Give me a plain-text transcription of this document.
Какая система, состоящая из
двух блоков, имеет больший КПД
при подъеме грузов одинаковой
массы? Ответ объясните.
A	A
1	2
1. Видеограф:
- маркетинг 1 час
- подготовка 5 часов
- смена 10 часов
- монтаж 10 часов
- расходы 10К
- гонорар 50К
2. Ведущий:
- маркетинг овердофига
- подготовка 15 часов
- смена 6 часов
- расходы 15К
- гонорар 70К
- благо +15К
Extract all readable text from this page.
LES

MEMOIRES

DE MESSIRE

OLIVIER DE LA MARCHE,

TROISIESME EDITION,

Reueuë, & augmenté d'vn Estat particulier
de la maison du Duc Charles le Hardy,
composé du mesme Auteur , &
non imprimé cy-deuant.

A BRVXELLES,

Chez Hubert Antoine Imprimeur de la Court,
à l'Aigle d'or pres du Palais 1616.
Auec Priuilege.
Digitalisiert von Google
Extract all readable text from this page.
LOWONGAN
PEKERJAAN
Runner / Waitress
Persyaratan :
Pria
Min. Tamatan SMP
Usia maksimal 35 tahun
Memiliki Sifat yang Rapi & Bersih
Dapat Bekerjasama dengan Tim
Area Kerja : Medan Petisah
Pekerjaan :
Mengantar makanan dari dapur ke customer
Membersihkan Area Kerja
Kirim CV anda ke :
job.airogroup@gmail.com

#### [SET PROBLEM]
Identify every line where the string "часов" appears.

#### [THE RESPONSE]
- подготовка 5 часов
- смена 10 часов
- монтаж 10 часов
- подготовка 15 часов
- смена 6 часов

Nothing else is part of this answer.